>>>
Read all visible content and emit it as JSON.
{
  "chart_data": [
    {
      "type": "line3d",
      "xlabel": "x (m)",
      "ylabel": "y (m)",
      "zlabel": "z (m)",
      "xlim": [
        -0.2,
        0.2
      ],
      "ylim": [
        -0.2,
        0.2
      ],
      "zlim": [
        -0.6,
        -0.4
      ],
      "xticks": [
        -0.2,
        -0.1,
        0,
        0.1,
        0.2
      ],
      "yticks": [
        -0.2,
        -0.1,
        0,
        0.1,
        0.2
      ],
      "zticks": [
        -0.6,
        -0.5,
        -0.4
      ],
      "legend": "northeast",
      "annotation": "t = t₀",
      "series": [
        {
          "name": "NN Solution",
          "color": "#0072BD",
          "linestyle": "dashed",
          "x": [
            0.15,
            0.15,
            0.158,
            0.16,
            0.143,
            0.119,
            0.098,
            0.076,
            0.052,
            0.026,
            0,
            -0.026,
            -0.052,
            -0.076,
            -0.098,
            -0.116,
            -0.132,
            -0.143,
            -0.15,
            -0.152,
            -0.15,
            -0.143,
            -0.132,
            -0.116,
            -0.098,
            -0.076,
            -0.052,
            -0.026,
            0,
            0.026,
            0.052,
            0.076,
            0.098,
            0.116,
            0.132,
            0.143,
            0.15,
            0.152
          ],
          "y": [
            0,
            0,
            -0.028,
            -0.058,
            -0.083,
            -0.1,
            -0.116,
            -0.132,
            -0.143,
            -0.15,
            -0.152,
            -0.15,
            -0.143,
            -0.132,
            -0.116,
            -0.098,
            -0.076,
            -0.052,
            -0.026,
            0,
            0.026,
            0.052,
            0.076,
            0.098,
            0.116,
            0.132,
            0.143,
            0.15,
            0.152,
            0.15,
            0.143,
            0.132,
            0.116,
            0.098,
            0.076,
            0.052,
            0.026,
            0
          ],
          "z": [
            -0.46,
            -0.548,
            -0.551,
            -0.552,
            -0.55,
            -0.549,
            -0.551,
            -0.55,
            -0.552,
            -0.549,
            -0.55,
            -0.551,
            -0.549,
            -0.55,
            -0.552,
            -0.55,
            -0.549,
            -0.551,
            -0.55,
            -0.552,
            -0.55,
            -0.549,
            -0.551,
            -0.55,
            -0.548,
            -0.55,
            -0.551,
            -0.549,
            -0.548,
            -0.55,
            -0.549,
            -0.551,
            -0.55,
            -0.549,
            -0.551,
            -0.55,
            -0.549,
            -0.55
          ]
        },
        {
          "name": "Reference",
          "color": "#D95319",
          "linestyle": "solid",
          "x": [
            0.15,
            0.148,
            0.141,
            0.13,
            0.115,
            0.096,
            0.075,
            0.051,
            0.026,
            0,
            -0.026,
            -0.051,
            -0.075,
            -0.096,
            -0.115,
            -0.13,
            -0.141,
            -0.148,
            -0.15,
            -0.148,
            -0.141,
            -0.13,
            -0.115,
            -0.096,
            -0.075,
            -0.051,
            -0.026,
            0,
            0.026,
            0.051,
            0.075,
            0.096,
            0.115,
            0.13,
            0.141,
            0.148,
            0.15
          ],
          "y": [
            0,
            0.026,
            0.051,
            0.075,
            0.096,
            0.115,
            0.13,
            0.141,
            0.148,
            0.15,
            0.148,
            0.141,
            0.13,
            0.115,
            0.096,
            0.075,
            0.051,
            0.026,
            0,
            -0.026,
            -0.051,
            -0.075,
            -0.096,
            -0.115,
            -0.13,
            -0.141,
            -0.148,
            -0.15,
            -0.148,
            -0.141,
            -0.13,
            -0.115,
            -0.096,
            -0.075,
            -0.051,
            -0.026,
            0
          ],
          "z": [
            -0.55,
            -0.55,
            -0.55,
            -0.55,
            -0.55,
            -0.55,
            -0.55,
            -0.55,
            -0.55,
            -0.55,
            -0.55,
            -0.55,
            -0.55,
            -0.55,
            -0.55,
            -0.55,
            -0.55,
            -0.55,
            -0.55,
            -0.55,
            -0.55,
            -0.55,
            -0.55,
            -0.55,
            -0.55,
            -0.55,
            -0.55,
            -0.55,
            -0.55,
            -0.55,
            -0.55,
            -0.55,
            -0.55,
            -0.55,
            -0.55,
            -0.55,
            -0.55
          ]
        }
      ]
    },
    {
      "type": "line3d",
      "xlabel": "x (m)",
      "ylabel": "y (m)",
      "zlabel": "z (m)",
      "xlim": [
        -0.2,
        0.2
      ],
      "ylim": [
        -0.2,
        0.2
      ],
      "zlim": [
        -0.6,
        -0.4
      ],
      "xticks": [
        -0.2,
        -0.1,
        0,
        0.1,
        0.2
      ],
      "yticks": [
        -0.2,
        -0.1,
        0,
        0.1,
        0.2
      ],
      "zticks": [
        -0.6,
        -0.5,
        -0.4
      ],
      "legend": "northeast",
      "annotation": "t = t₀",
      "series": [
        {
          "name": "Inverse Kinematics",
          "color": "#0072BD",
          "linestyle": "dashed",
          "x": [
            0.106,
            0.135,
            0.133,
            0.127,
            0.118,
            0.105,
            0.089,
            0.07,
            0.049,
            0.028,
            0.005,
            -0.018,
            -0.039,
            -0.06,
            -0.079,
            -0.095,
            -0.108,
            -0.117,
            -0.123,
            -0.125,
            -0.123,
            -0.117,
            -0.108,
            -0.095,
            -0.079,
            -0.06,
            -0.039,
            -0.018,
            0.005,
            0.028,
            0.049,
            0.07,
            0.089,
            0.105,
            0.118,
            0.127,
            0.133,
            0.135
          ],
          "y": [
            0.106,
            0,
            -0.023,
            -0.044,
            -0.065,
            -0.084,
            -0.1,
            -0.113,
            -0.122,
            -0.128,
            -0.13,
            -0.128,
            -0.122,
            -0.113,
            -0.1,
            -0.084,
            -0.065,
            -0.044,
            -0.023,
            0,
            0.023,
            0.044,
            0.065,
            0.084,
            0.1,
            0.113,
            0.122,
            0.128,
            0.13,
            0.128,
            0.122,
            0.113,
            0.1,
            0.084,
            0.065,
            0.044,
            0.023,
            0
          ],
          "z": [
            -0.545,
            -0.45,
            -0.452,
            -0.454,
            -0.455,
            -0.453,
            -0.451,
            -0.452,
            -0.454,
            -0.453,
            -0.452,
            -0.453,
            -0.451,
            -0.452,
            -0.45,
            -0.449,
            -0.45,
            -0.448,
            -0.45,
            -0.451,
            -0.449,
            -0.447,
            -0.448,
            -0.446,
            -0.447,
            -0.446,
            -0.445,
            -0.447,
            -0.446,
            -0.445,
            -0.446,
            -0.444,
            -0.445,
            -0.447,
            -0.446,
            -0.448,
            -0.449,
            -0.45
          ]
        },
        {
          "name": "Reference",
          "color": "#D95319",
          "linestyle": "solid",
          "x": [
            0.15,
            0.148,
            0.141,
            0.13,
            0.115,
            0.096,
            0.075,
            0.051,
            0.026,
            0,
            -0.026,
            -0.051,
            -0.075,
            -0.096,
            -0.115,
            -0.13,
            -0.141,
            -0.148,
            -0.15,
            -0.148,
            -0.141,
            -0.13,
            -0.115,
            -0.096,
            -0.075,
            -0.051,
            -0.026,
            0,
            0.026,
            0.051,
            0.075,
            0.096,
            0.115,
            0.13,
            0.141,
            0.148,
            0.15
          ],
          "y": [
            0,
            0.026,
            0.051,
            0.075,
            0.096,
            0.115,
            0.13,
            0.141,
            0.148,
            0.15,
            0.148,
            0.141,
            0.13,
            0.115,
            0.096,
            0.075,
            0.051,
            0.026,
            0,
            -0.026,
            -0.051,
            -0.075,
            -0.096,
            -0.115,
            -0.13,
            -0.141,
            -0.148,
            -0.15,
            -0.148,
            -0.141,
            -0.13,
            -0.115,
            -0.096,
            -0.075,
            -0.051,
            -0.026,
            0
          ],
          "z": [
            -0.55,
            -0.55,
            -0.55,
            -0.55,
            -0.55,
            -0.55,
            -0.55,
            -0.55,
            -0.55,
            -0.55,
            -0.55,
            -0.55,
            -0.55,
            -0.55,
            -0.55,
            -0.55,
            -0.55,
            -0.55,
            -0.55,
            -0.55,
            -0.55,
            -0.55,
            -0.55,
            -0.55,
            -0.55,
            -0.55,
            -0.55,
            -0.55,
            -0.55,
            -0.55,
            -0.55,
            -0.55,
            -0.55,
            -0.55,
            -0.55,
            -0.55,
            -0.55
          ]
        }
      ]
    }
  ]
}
<<<
REQUEST -
In how many lines does the word "name" appear? Respond with the number alone.

RESPONSE FOR THIS EXERCISE -
4